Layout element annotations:
# # # # # # #
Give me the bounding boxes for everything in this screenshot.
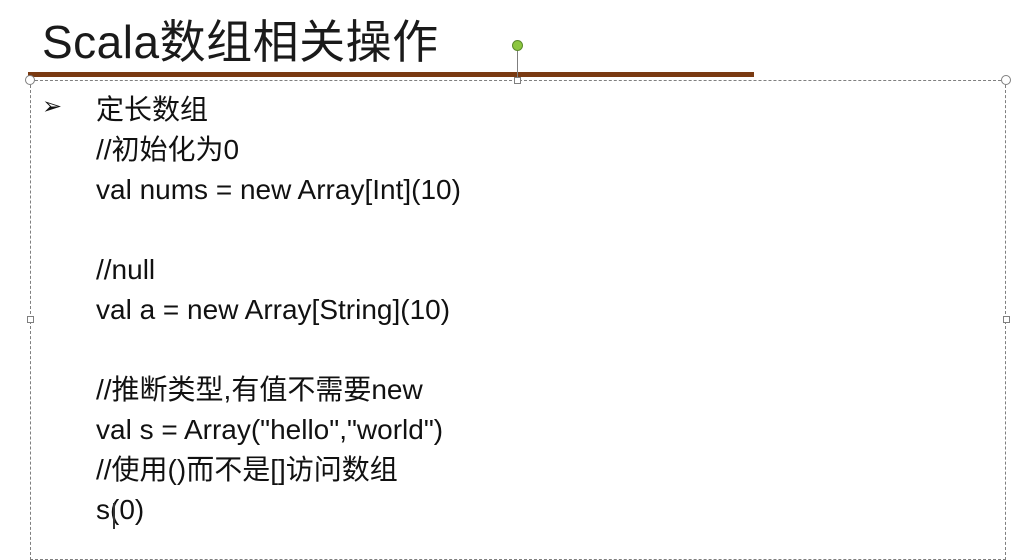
rotate-handle[interactable] <box>512 40 523 51</box>
code-line: val nums = new Array[Int](10) <box>96 174 461 205</box>
code-line: s(0) <box>96 494 145 525</box>
section-heading: 定长数组 <box>96 94 209 125</box>
rotate-handle-stem <box>517 49 518 79</box>
resize-handle-middle-left[interactable] <box>27 316 34 323</box>
text-cursor-icon <box>113 503 115 529</box>
code-line: val s = Array("hello","world") <box>96 414 444 445</box>
code-line: //推断类型,有值不需要new <box>96 374 423 405</box>
arrow-bullet-icon: ➢ <box>42 93 63 120</box>
title-underline <box>28 72 754 77</box>
resize-handle-top-center[interactable] <box>514 77 521 84</box>
slide-body[interactable]: 定长数组 //初始化为0 val nums = new Array[Int](1… <box>96 90 461 530</box>
code-line: //null <box>96 254 156 285</box>
code-line: //初始化为0 <box>96 134 240 165</box>
code-line: val a = new Array[String](10) <box>96 294 451 325</box>
resize-handle-top-left[interactable] <box>25 75 35 85</box>
resize-handle-top-right[interactable] <box>1001 75 1011 85</box>
resize-handle-middle-right[interactable] <box>1003 316 1010 323</box>
code-line: //使用()而不是[]访问数组 <box>96 454 398 485</box>
slide-title[interactable]: Scala数组相关操作 <box>42 14 439 70</box>
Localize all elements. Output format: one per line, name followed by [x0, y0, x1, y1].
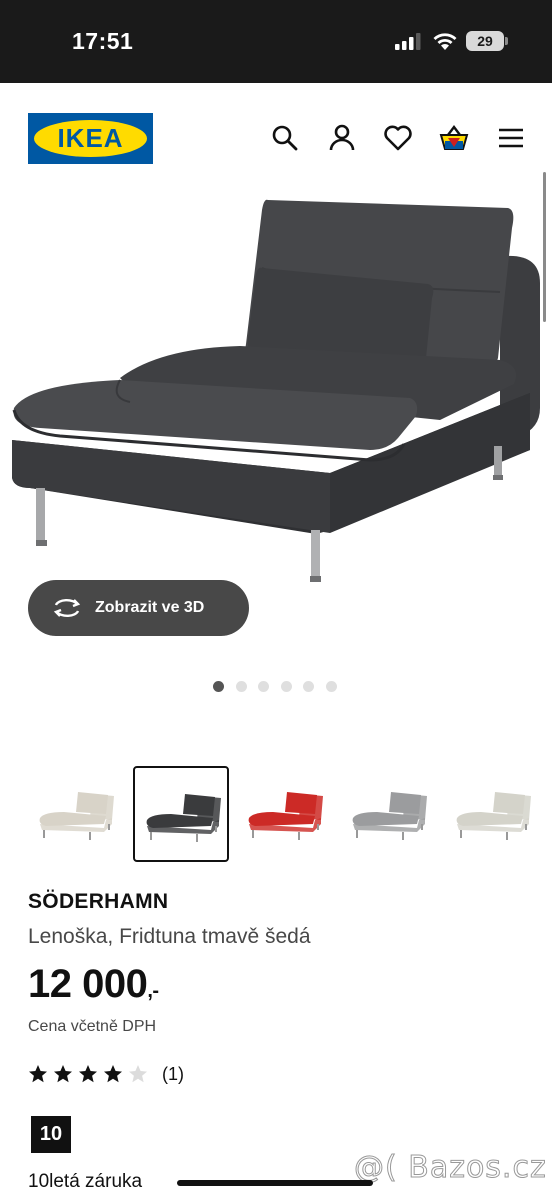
variant-thumbnails [0, 764, 552, 864]
product-price: 12 000,- [28, 962, 159, 1007]
watermark: @( Bazos.cz [354, 1150, 547, 1186]
product-description: Lenoška, Fridtuna tmavě šedá [28, 925, 311, 948]
heart-icon[interactable] [383, 123, 413, 153]
basket-icon[interactable] [439, 123, 469, 153]
variant-image [456, 792, 531, 840]
review-count[interactable]: (1) [162, 1064, 184, 1085]
carousel-dot[interactable] [303, 681, 314, 692]
status-time: 17:51 [72, 28, 134, 54]
status-bar: 17:51 29 [0, 0, 552, 83]
carousel-dot[interactable] [258, 681, 269, 692]
product-name: SÖDERHAMN [28, 890, 169, 913]
warranty-badge: 10 [31, 1116, 71, 1153]
star-filled-icon [79, 1065, 97, 1083]
star-filled-icon [104, 1065, 122, 1083]
vat-note: Cena včetně DPH [28, 1018, 157, 1035]
carousel-dot[interactable] [325, 681, 337, 692]
menu-icon[interactable] [496, 123, 526, 153]
carousel-dot[interactable] [235, 681, 247, 692]
battery-icon: 29 [466, 31, 508, 51]
star-empty-icon [129, 1065, 147, 1083]
user-icon[interactable] [327, 123, 357, 153]
search-icon[interactable] [270, 123, 300, 153]
variant-thumbnail[interactable] [237, 766, 333, 862]
variant-image [146, 794, 221, 842]
variant-image [352, 792, 427, 840]
ikea-logo[interactable]: IKEA [28, 113, 153, 164]
variant-image [248, 792, 323, 840]
battery-level: 29 [466, 31, 504, 51]
wifi-icon [433, 33, 457, 50]
variant-image [39, 792, 114, 840]
logo-text: IKEA [57, 123, 124, 153]
variant-thumbnail[interactable] [341, 766, 437, 862]
star-filled-icon [29, 1065, 47, 1083]
carousel-dot[interactable] [213, 681, 224, 692]
home-indicator[interactable] [177, 1180, 373, 1186]
star-filled-icon [54, 1065, 72, 1083]
rotate-3d-icon [53, 599, 81, 617]
warranty-label[interactable]: 10letá záruka [28, 1171, 142, 1193]
variant-thumbnail[interactable] [445, 766, 541, 862]
carousel-dot[interactable] [280, 681, 292, 692]
price-suffix: ,- [147, 980, 159, 1002]
view-3d-label: Zobrazit ve 3D [95, 599, 205, 616]
variant-thumbnail[interactable] [133, 766, 229, 862]
signal-icon [395, 33, 421, 50]
view-3d-button[interactable]: Zobrazit ve 3D [28, 580, 249, 636]
site-header: IKEA [0, 83, 552, 188]
variant-thumbnail[interactable] [28, 766, 124, 862]
price-value: 12 000 [28, 962, 148, 1006]
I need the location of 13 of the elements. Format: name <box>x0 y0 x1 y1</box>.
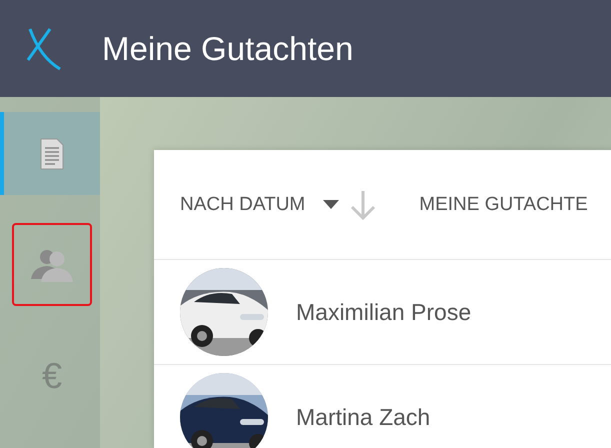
report-row[interactable]: Martina Zach <box>154 365 611 448</box>
arrow-down-icon[interactable] <box>349 188 378 220</box>
person-name: Maximilian Prose <box>296 298 472 326</box>
sidebar-item[interactable] <box>0 112 100 195</box>
filter-tab[interactable]: MEINE GUTACHTE <box>419 194 588 216</box>
report-row[interactable]: Maximilian Prose <box>154 260 611 365</box>
document-icon <box>39 136 65 170</box>
page-title: Meine Gutachten <box>102 30 354 68</box>
caret-icon <box>323 200 340 209</box>
euro-icon: € <box>42 358 62 394</box>
sort-dropdown[interactable]: NACH DATUM <box>180 194 340 216</box>
person-name: Martina Zach <box>296 404 430 430</box>
logo-icon <box>26 26 62 70</box>
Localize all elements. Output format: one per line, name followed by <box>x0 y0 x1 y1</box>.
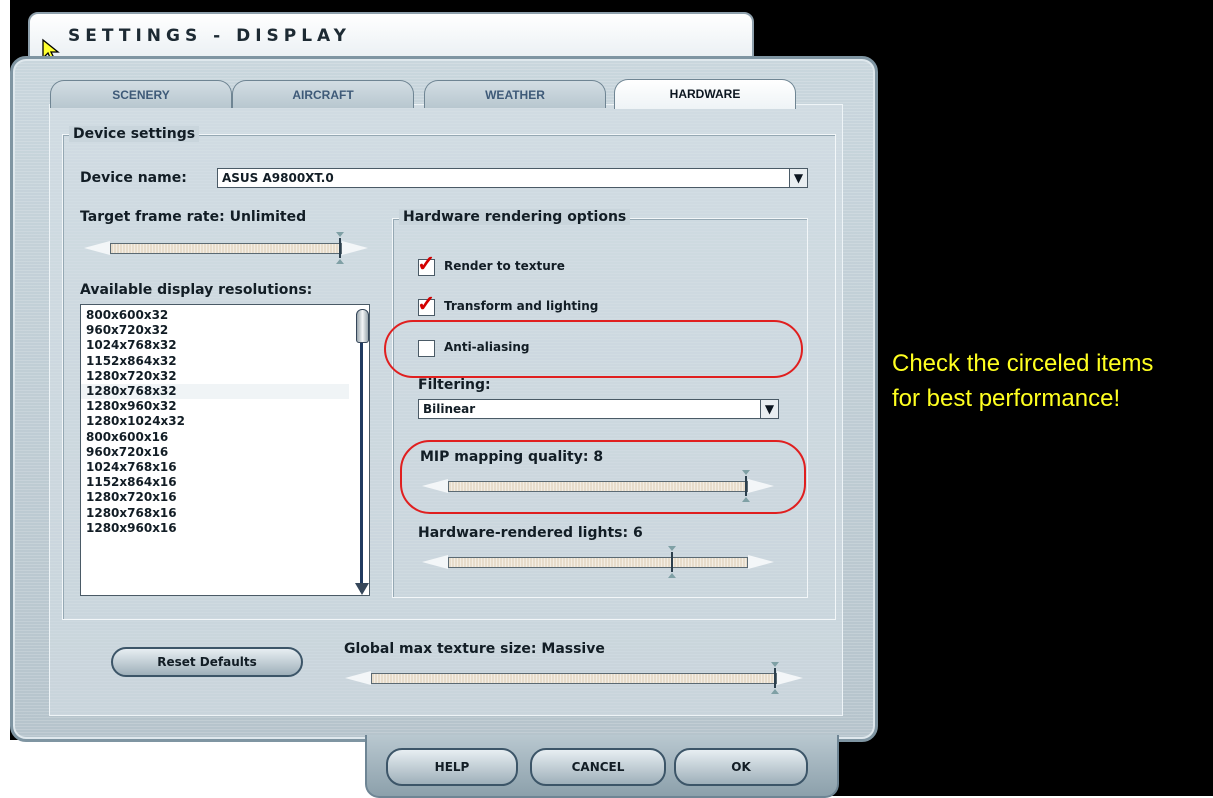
checkmark-icon: ✓ <box>417 251 436 276</box>
highlight-circle <box>384 320 803 378</box>
chevron-down-icon[interactable]: ▼ <box>760 400 778 418</box>
list-item[interactable]: 800x600x16 <box>81 430 349 445</box>
resolutions-label: Available display resolutions: <box>80 282 313 298</box>
window-title: SETTINGS - DISPLAY <box>68 26 351 46</box>
bottom-left-area <box>0 740 375 796</box>
scrollbar-track[interactable] <box>360 310 363 592</box>
list-item[interactable]: 960x720x32 <box>81 323 349 338</box>
list-item[interactable]: 1280x960x32 <box>81 399 349 414</box>
ok-button[interactable]: OK <box>674 748 808 786</box>
slider-thumb[interactable] <box>771 662 779 694</box>
filtering-value: Bilinear <box>423 402 476 416</box>
list-item[interactable]: 1280x960x16 <box>81 521 349 536</box>
tab-aircraft[interactable]: AIRCRAFT <box>232 80 414 108</box>
filtering-dropdown[interactable]: Bilinear ▼ <box>418 399 779 419</box>
slider-thumb[interactable] <box>667 546 676 578</box>
cancel-button[interactable]: CANCEL <box>530 748 666 786</box>
target-frame-rate-slider[interactable] <box>84 232 374 264</box>
list-item[interactable]: 800x600x32 <box>81 308 349 323</box>
list-item[interactable]: 1152x864x32 <box>81 354 349 369</box>
checkmark-icon: ✓ <box>417 291 436 316</box>
tab-weather[interactable]: WEATHER <box>424 80 606 108</box>
hardware-lights-label: Hardware-rendered lights: 6 <box>418 525 643 541</box>
resolutions-listbox[interactable]: 800x600x32 960x720x32 1024x768x32 1152x864x… <box>80 304 370 596</box>
left-edge <box>0 0 10 796</box>
filtering-label: Filtering: <box>418 377 491 393</box>
scrollbar-thumb[interactable] <box>356 309 369 343</box>
slider-left-arrow-icon[interactable] <box>84 241 110 255</box>
slider-left-arrow-icon[interactable] <box>422 555 448 569</box>
reset-defaults-button[interactable]: Reset Defaults <box>111 647 303 677</box>
help-button[interactable]: HELP <box>386 748 518 786</box>
device-name-dropdown[interactable]: ASUS A9800XT.0 ▼ <box>217 168 808 188</box>
list-item[interactable]: 1152x864x16 <box>81 475 349 490</box>
list-item[interactable]: 1280x768x16 <box>81 506 349 521</box>
hardware-lights-slider[interactable] <box>422 546 777 578</box>
device-settings-title: Device settings <box>69 126 200 142</box>
chevron-down-icon[interactable]: ▼ <box>789 169 807 187</box>
slider-right-arrow-icon[interactable] <box>342 241 368 255</box>
slider-track <box>110 243 342 254</box>
list-item[interactable]: 1024x768x16 <box>81 460 349 475</box>
slider-track <box>448 557 748 568</box>
transform-lighting-label: Transform and lighting <box>444 299 599 313</box>
device-name-label: Device name: <box>80 170 187 186</box>
device-name-value: ASUS A9800XT.0 <box>222 171 334 185</box>
render-to-texture-checkbox[interactable]: ✓ <box>417 252 435 276</box>
slider-right-arrow-icon[interactable] <box>777 671 803 685</box>
list-item[interactable]: 960x720x16 <box>81 445 349 460</box>
global-texture-label: Global max texture size: Massive <box>344 641 605 657</box>
hardware-rendering-title: Hardware rendering options <box>399 209 631 225</box>
target-frame-rate-label: Target frame rate: Unlimited <box>80 209 307 225</box>
scroll-down-arrow-icon[interactable] <box>355 583 369 595</box>
list-item[interactable]: 1280x768x32 <box>81 384 349 399</box>
list-item[interactable]: 1024x768x32 <box>81 338 349 353</box>
slider-track <box>371 673 777 684</box>
transform-lighting-checkbox[interactable]: ✓ <box>417 292 435 316</box>
tab-scenery[interactable]: SCENERY <box>50 80 232 108</box>
annotation-note: Check the circeled items for best perfor… <box>892 350 1154 412</box>
list-item[interactable]: 1280x720x16 <box>81 490 349 505</box>
global-texture-slider[interactable] <box>345 662 805 694</box>
list-item[interactable]: 1280x720x32 <box>81 369 349 384</box>
slider-thumb[interactable] <box>336 232 344 264</box>
list-item[interactable]: 1280x1024x32 <box>81 414 349 429</box>
slider-left-arrow-icon[interactable] <box>345 671 371 685</box>
render-to-texture-label: Render to texture <box>444 259 565 273</box>
tab-hardware[interactable]: HARDWARE <box>614 79 796 109</box>
highlight-circle <box>400 440 806 514</box>
slider-right-arrow-icon[interactable] <box>748 555 774 569</box>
# # # # # # #
* EXERCISE GOAL *
Please repeat the lines from the one containing "checkmark-icon: ✓ <box>417 251 436 276</box>" up to and including the one containing "resolutions-label: Available display", with no changes.

* OUTPUT FOR THIS TASK *
checkmark-icon: ✓ <box>417 251 436 276</box>
highlight-circle <box>384 320 803 378</box>
chevron-down-icon[interactable]: ▼ <box>760 400 778 418</box>
list-item[interactable]: 800x600x16 <box>81 430 349 445</box>
resolutions-label: Available display resolutions: <box>80 282 313 298</box>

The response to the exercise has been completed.